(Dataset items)

>>>>

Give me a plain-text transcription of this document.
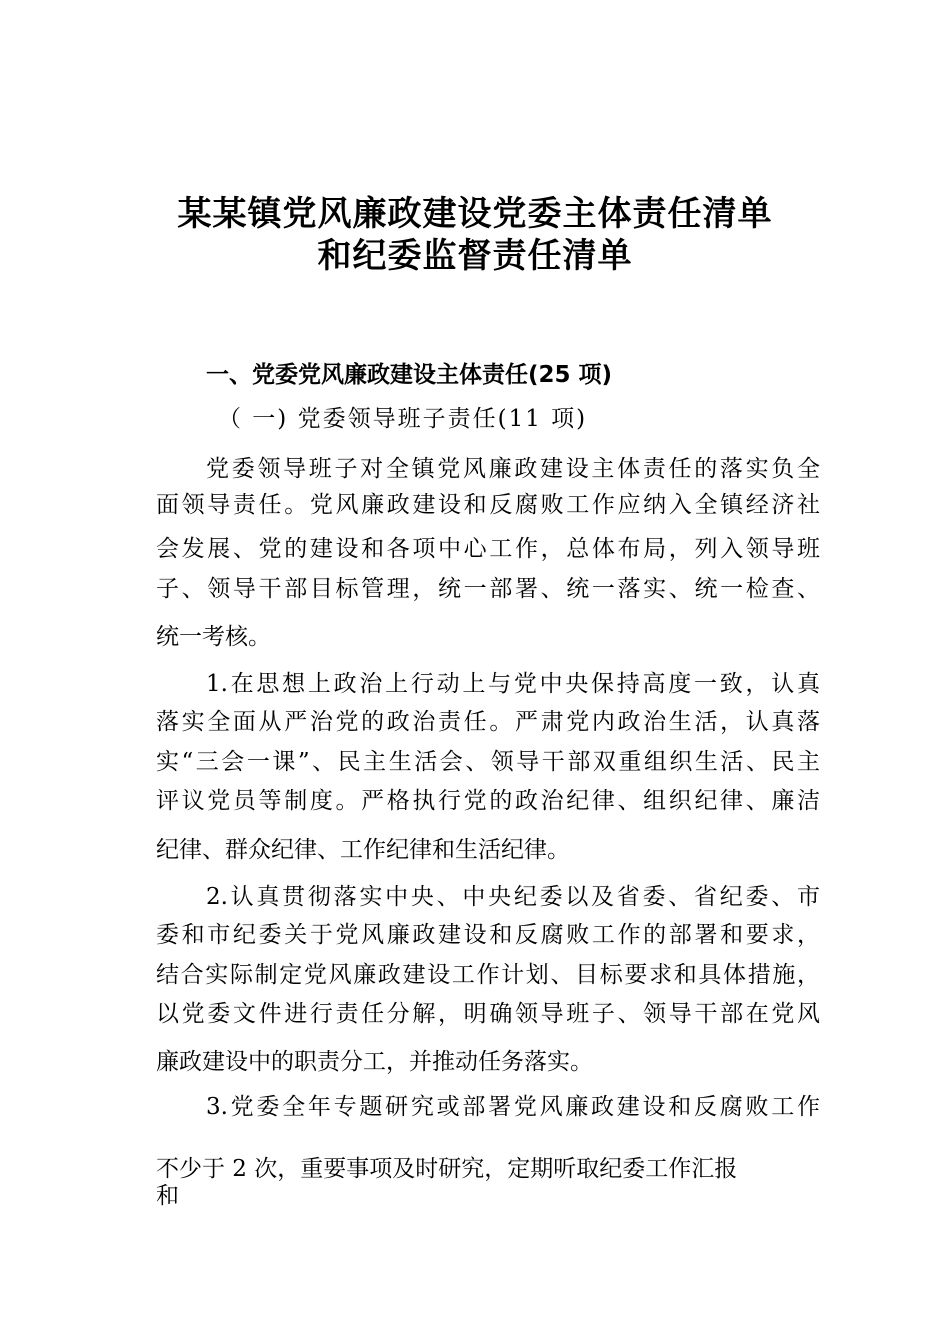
某某镇党风廉政建设党委主体责任清单
和纪委监督责任清单
一、党委党风廉政建设主体责任(25 项)
（ 一) 党委领导班子责任(11 项)
党委领导班子对全镇党风廉政建设主体责任的落实负全
面领导责任。党风廉政建设和反腐败工作应纳入全镇经济社
会发展、党的建设和各项中心工作，总体布局，列入领导班
子、领导干部目标管理，统一部署、统一落实、统一检查、
统一考核。
1.在思想上政治上行动上与党中央保持高度一致，认真
落实全面从严治党的政治责任。严肃党内政治生活，认真落
实“三会一课”、民主生活会、领导干部双重组织生活、民主
评议党员等制度。严格执行党的政治纪律、组织纪律、廉洁
纪律、群众纪律、工作纪律和生活纪律。
2.认真贯彻落实中央、中央纪委以及省委、省纪委、市
委和市纪委关于党风廉政建设和反腐败工作的部署和要求，
结合实际制定党风廉政建设工作计划、目标要求和具体措施，
以党委文件进行责任分解，明确领导班子、领导干部在党风
廉政建设中的职责分工，并推动任务落实。
3.党委全年专题研究或部署党风廉政建设和反腐败工作
不少于 2 次，重要事项及时研究，定期听取纪委工作汇报
和
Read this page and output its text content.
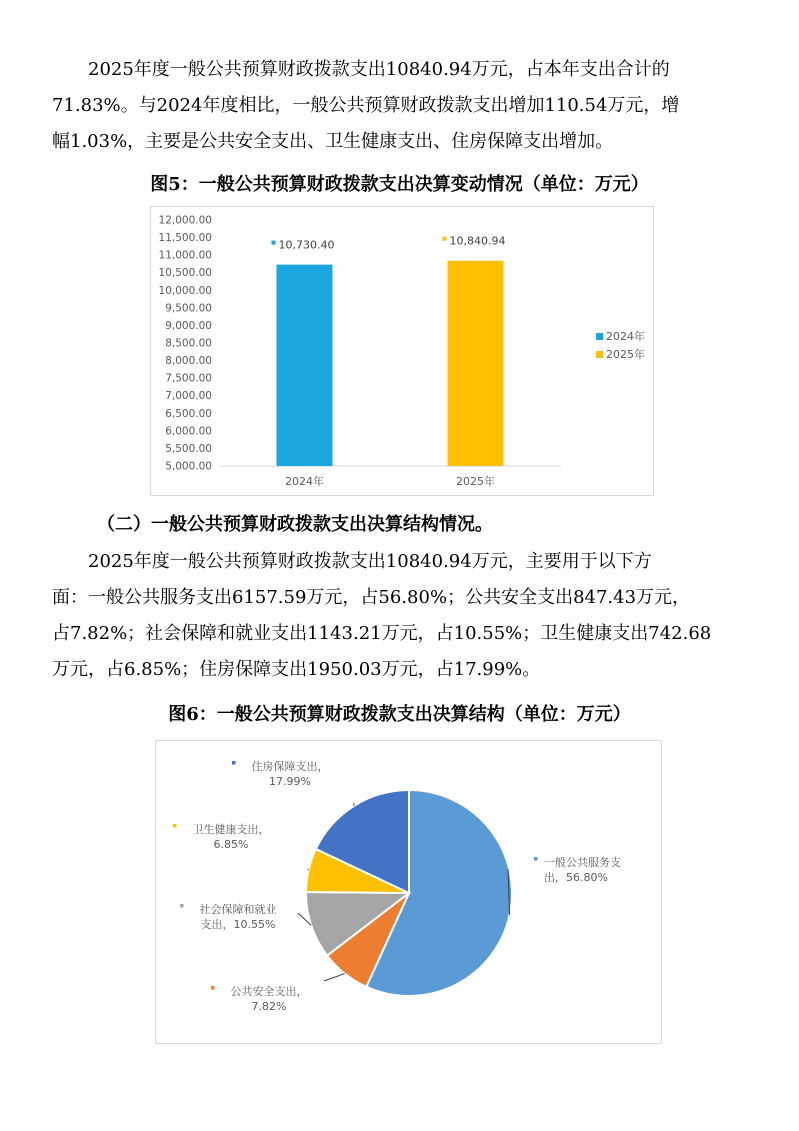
2025年度一般公共预算财政拨款支出10840.94万元，占本年支出合计的
71.83%。与2024年度相比，一般公共预算财政拨款支出增加110.54万元，增
幅1.03%，主要是公共安全支出、卫生健康支出、住房保障支出增加。
图5：一般公共预算财政拨款支出决算变动情况（单位：万元）
5,000.00
5,500.00
6,000.00
6,500.00
7,000.00
7,500.00
8,000.00
8,500.00
9,000.00
9,500.00
10,000.00
10,500.00
11,000.00
11,500.00
12,000.00
10,730.40
2024年
10,840.94
2025年
2024年
2025年
（二）一般公共预算财政拨款支出决算结构情况。
2025年度一般公共预算财政拨款支出10840.94万元，主要用于以下方
面：一般公共服务支出6157.59万元，占56.80%；公共安全支出847.43万元，
占7.82%；社会保障和就业支出1143.21万元，占10.55%；卫生健康支出742.68
万元，占6.85%；住房保障支出1950.03万元，占17.99%。
图6：一般公共预算财政拨款支出决算结构（单位：万元）
一般公共服务支
出，56.80%
公共安全支出，
7.82%
社会保障和就业
支出，10.55%
卫生健康支出，
6.85%
住房保障支出，
17.99%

<<<<

What to work on: Each entry should be repeated exactly as it appears; the pictures stay out.

Answer to this task:
Give me a plain-text transcription of this document.
某某镇党风廉政建设党委主体责任清单
和纪委监督责任清单
一、党委党风廉政建设主体责任(25 项)
（ 一) 党委领导班子责任(11 项)
党委领导班子对全镇党风廉政建设主体责任的落实负全
面领导责任。党风廉政建设和反腐败工作应纳入全镇经济社
会发展、党的建设和各项中心工作，总体布局，列入领导班
子、领导干部目标管理，统一部署、统一落实、统一检查、
统一考核。
1.在思想上政治上行动上与党中央保持高度一致，认真
落实全面从严治党的政治责任。严肃党内政治生活，认真落
实“三会一课”、民主生活会、领导干部双重组织生活、民主
评议党员等制度。严格执行党的政治纪律、组织纪律、廉洁
纪律、群众纪律、工作纪律和生活纪律。
2.认真贯彻落实中央、中央纪委以及省委、省纪委、市
委和市纪委关于党风廉政建设和反腐败工作的部署和要求，
结合实际制定党风廉政建设工作计划、目标要求和具体措施，
以党委文件进行责任分解，明确领导班子、领导干部在党风
廉政建设中的职责分工，并推动任务落实。
3.党委全年专题研究或部署党风廉政建设和反腐败工作
不少于 2 次，重要事项及时研究，定期听取纪委工作汇报
和
Read this page and output its text content.
2025年度一般公共预算财政拨款支出10840.94万元，占本年支出合计的
71.83%。与2024年度相比，一般公共预算财政拨款支出增加110.54万元，增
幅1.03%，主要是公共安全支出、卫生健康支出、住房保障支出增加。
图5：一般公共预算财政拨款支出决算变动情况（单位：万元）
5,000.00
5,500.00
6,000.00
6,500.00
7,000.00
7,500.00
8,000.00
8,500.00
9,000.00
9,500.00
10,000.00
10,500.00
11,000.00
11,500.00
12,000.00
10,730.40
2024年
10,840.94
2025年
2024年
2025年
（二）一般公共预算财政拨款支出决算结构情况。
2025年度一般公共预算财政拨款支出10840.94万元，主要用于以下方
面：一般公共服务支出6157.59万元，占56.80%；公共安全支出847.43万元，
占7.82%；社会保障和就业支出1143.21万元，占10.55%；卫生健康支出742.68
万元，占6.85%；住房保障支出1950.03万元，占17.99%。
图6：一般公共预算财政拨款支出决算结构（单位：万元）
一般公共服务支
出，56.80%
公共安全支出，
7.82%
社会保障和就业
支出，10.55%
卫生健康支出，
6.85%
住房保障支出，
17.99%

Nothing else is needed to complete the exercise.